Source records
====

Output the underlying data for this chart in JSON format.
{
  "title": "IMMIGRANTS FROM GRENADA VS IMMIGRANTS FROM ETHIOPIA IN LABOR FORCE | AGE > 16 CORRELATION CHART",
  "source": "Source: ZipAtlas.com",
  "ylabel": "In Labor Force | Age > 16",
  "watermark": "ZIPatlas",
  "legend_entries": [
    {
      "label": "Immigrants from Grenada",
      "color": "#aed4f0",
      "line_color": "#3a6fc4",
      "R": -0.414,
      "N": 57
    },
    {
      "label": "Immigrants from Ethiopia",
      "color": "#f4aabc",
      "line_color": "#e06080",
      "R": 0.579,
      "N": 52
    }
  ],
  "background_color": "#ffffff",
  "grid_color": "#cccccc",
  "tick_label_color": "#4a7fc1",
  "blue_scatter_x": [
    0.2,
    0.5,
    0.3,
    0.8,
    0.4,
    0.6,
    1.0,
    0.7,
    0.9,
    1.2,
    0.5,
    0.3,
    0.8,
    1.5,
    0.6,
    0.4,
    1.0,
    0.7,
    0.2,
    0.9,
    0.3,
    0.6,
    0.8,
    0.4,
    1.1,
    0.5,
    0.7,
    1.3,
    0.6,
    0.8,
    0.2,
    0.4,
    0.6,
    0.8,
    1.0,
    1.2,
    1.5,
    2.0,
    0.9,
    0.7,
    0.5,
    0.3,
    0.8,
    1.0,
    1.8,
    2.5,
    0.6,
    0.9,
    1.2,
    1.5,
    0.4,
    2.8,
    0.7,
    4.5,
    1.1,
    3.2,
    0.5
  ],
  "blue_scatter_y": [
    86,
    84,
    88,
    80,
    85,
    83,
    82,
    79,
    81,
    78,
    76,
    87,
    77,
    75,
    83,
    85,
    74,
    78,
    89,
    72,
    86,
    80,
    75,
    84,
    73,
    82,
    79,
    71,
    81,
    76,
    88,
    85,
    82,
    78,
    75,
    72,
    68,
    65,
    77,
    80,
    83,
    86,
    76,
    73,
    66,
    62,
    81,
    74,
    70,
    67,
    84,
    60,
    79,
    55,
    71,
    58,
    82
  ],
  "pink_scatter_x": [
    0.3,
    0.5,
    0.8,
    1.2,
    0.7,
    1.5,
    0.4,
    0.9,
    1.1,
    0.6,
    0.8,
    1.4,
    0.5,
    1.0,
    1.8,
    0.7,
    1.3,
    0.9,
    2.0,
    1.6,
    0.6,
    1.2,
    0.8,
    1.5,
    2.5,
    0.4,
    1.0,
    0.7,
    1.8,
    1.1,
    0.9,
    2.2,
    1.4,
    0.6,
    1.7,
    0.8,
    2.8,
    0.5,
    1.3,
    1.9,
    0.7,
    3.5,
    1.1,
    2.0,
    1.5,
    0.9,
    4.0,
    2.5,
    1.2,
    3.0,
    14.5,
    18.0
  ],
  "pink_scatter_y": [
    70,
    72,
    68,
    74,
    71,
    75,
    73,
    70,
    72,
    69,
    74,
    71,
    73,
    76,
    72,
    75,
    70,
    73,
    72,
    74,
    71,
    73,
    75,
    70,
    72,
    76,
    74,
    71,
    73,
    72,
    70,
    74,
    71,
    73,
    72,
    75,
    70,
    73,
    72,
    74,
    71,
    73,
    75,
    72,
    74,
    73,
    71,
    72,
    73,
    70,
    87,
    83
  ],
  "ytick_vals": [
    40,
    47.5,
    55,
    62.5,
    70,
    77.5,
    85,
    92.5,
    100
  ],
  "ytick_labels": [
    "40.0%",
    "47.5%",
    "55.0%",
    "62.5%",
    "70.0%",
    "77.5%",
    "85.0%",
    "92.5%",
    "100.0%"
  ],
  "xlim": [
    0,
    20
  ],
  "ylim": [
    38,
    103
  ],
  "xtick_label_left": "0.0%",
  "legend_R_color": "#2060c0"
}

====

• **EXERCISE OBJECTIVE**
Repeat the material above in full, quoting it exactly.

• **CORRECT ANSWER**
Output the underlying data for this chart in JSON format.
{
  "title": "IMMIGRANTS FROM GRENADA VS IMMIGRANTS FROM ETHIOPIA IN LABOR FORCE | AGE > 16 CORRELATION CHART",
  "source": "Source: ZipAtlas.com",
  "ylabel": "In Labor Force | Age > 16",
  "watermark": "ZIPatlas",
  "legend_entries": [
    {
      "label": "Immigrants from Grenada",
      "color": "#aed4f0",
      "line_color": "#3a6fc4",
      "R": -0.414,
      "N": 57
    },
    {
      "label": "Immigrants from Ethiopia",
      "color": "#f4aabc",
      "line_color": "#e06080",
      "R": 0.579,
      "N": 52
    }
  ],
  "background_color": "#ffffff",
  "grid_color": "#cccccc",
  "tick_label_color": "#4a7fc1",
  "blue_scatter_x": [
    0.2,
    0.5,
    0.3,
    0.8,
    0.4,
    0.6,
    1.0,
    0.7,
    0.9,
    1.2,
    0.5,
    0.3,
    0.8,
    1.5,
    0.6,
    0.4,
    1.0,
    0.7,
    0.2,
    0.9,
    0.3,
    0.6,
    0.8,
    0.4,
    1.1,
    0.5,
    0.7,
    1.3,
    0.6,
    0.8,
    0.2,
    0.4,
    0.6,
    0.8,
    1.0,
    1.2,
    1.5,
    2.0,
    0.9,
    0.7,
    0.5,
    0.3,
    0.8,
    1.0,
    1.8,
    2.5,
    0.6,
    0.9,
    1.2,
    1.5,
    0.4,
    2.8,
    0.7,
    4.5,
    1.1,
    3.2,
    0.5
  ],
  "blue_scatter_y": [
    86,
    84,
    88,
    80,
    85,
    83,
    82,
    79,
    81,
    78,
    76,
    87,
    77,
    75,
    83,
    85,
    74,
    78,
    89,
    72,
    86,
    80,
    75,
    84,
    73,
    82,
    79,
    71,
    81,
    76,
    88,
    85,
    82,
    78,
    75,
    72,
    68,
    65,
    77,
    80,
    83,
    86,
    76,
    73,
    66,
    62,
    81,
    74,
    70,
    67,
    84,
    60,
    79,
    55,
    71,
    58,
    82
  ],
  "pink_scatter_x": [
    0.3,
    0.5,
    0.8,
    1.2,
    0.7,
    1.5,
    0.4,
    0.9,
    1.1,
    0.6,
    0.8,
    1.4,
    0.5,
    1.0,
    1.8,
    0.7,
    1.3,
    0.9,
    2.0,
    1.6,
    0.6,
    1.2,
    0.8,
    1.5,
    2.5,
    0.4,
    1.0,
    0.7,
    1.8,
    1.1,
    0.9,
    2.2,
    1.4,
    0.6,
    1.7,
    0.8,
    2.8,
    0.5,
    1.3,
    1.9,
    0.7,
    3.5,
    1.1,
    2.0,
    1.5,
    0.9,
    4.0,
    2.5,
    1.2,
    3.0,
    14.5,
    18.0
  ],
  "pink_scatter_y": [
    70,
    72,
    68,
    74,
    71,
    75,
    73,
    70,
    72,
    69,
    74,
    71,
    73,
    76,
    72,
    75,
    70,
    73,
    72,
    74,
    71,
    73,
    75,
    70,
    72,
    76,
    74,
    71,
    73,
    72,
    70,
    74,
    71,
    73,
    72,
    75,
    70,
    73,
    72,
    74,
    71,
    73,
    75,
    72,
    74,
    73,
    71,
    72,
    73,
    70,
    87,
    83
  ],
  "ytick_vals": [
    40,
    47.5,
    55,
    62.5,
    70,
    77.5,
    85,
    92.5,
    100
  ],
  "ytick_labels": [
    "40.0%",
    "47.5%",
    "55.0%",
    "62.5%",
    "70.0%",
    "77.5%",
    "85.0%",
    "92.5%",
    "100.0%"
  ],
  "xlim": [
    0,
    20
  ],
  "ylim": [
    38,
    103
  ],
  "xtick_label_left": "0.0%",
  "legend_R_color": "#2060c0"
}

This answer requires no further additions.